+++ ARTÍCULO

Los hombres las prefieren rubias


En el año 1953 se estrenó la película Los caballeros las prefieren rubias, basada en la novela del mismo título de Anita Loos y protagonizada por la incomparable Marilyn Monroe, quién protagonizaba el ideal de belleza de la época.

Tal vez, desde entonces, se tiene la idea de que los hombres prefieren a las mujeres rubias antes que a las morenas o las castañas. Y en 2018 salió un estudio, realizado por la Universidad de Augsburg, en Minnesota (Estados Unidos), en el que se afirmaba que, para los hombres, las mujeres rubias son más atractivas y parecen más jóvenes que las mujeres cuyo color de pelo es moreno o castaño. No obstante, como también señalaron los autores del estudio, David C. Matz y Verlin B. Hinsz, los hombres no elegirían a una mujer rubia para casarse o tener hijos pues las consideran más frívolas.

Dejando a un lado las opiniones al respecto, hay que indicar que este gusto de los hombres por las mujeres rubias nos ha sido legado por los romanos, quienes ya sufrieron el encanto fatal de las mujeres rubias. ¿Os interesa el tema?


Las mujeres romanas, como todas las del sur del mediterráneo de la época, poseían cabellos castaños y morenos. Y sólo se teñían el pelo cuando comenzaban a aparecer las temidas canas. Pero todo cambió para ellas cuando Julio César, en su regreso de la campaña en la que sometió la Galia, trajo como prisioneras a numerosas mujeres de blanca piel y rubios cabellos.

Desde ese momento, las mujeres romanas pudientes decidieron cambiar el color de sus cabellos por el rubio, que como exótico, resultaba tremendamente atractivo para el hombre romano. Aquello fue una verdadera revolución social pues, hasta entonces, eran las prostitutas las que estaban obligadas a teñirse de rubias para diferenciarse de las nobles y decentes mujeres romanas.

++++++
+++ REGISTROS EXTRAÍDOS

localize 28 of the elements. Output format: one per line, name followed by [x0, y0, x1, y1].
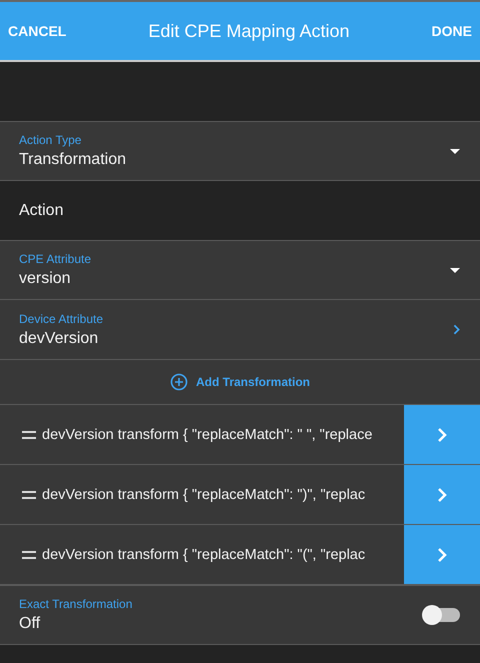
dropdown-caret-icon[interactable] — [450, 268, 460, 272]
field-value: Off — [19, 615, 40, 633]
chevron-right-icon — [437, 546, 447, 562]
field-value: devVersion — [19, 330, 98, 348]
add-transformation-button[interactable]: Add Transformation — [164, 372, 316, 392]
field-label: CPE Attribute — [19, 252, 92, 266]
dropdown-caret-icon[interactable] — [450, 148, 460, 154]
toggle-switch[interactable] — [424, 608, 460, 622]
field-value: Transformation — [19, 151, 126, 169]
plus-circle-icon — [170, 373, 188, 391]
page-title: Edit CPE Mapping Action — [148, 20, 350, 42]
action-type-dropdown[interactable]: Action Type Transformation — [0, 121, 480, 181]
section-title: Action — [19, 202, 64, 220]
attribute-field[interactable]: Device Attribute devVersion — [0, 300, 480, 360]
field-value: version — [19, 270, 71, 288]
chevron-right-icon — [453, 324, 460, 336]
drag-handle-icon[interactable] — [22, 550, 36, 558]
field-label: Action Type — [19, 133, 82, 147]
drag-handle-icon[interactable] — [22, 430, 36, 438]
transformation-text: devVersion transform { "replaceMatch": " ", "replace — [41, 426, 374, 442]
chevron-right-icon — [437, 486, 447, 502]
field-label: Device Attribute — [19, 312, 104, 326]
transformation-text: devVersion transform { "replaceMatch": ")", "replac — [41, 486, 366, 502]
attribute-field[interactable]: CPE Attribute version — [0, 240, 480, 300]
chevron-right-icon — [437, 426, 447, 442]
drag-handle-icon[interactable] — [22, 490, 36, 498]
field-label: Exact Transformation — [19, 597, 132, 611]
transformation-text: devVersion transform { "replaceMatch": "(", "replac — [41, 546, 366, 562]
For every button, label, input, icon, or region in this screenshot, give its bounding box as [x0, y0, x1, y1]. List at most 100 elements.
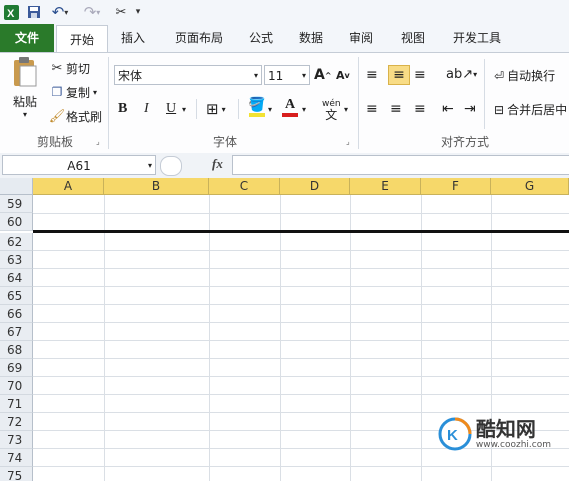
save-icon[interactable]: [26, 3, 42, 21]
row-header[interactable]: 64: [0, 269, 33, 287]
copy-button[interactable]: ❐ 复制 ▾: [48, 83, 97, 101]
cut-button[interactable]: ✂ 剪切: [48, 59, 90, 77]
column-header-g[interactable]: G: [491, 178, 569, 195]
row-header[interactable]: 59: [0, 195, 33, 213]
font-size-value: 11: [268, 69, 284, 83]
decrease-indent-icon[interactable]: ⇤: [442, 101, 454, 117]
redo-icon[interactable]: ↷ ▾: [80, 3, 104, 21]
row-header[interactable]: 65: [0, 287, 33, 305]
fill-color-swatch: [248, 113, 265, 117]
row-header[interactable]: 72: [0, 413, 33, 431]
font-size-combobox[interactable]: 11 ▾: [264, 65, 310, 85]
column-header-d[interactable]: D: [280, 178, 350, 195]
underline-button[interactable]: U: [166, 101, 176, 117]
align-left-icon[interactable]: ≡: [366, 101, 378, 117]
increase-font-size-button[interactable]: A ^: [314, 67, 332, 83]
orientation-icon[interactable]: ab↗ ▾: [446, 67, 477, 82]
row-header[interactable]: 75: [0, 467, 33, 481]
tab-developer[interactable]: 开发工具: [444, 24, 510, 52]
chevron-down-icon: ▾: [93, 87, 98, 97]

++++++

• EJERCICIO PROPUESTO 1
Resuma en dos oraciones el artículo sobre la preferencia por las mujeres rubias.
• EJERCICIO PROPUESTO 2
Enumere todas las personas que el artículo sobre la preferencia por las mujeres rubias menciona por su nombre.
• EJERCICIO PROPUESTO 3
Prosiga el artículo sobre la preferencia por las mujeres rubias a partir de su última oración.

• RESULTADO OBTENIDO 1
Un estudio de 2018 firmado por David C. Matz y Verlin B. Hinsz afirmó que los hombres consideran a las mujeres rubias más atractivas y de aspecto más joven, aunque no las elegirían para casarse o tener hijos porque las juzgan más frívolas. Según el artículo, ese gusto lo heredamos de los romanos: cuando Julio César trajo de la Galia prisioneras rubias, las romanas pudientes empezaron a teñirse de rubio, un color que hasta entonces estaban obligadas a llevar las prostitutas.

• RESULTADO OBTENIDO 2
- Anita Loos
- Marilyn Monroe
- David C. Matz
- Verlin B. Hinsz
- Julio César

• RESULTADO OBTENIDO 3
Para cambiar su color de pelo ello utilizaron tintes y pelucas.

Según comenta Raffel Pagés, afamado peluquero que posee un museo sobre la Historia de la Peluquería en Barcelona, para teñir el cabello de rubio las romanas utilizaban sobre todo azafrán y también una famosa receta compuesta a base de grasa de cabra y cenizas de haya, aunque no era muy saludable para el cabello.

En efecto, Plinio el Viejo nos ofrece la receta de tan peculiar ungüento en su obra Historia Natural (XXVIII, 51):

El sapo, también, es muy útil para este propósito, una invención de las Galias, para dar un tinte rojizo al cabello. Se prepara con sebo y ceniza, de las que las mejores son las de haya y carpe: hay dos tipos, el sapo sólido y el líquido, ambos muy utilizados por los pueblos germanos, por los hombres más que por las mujeres”.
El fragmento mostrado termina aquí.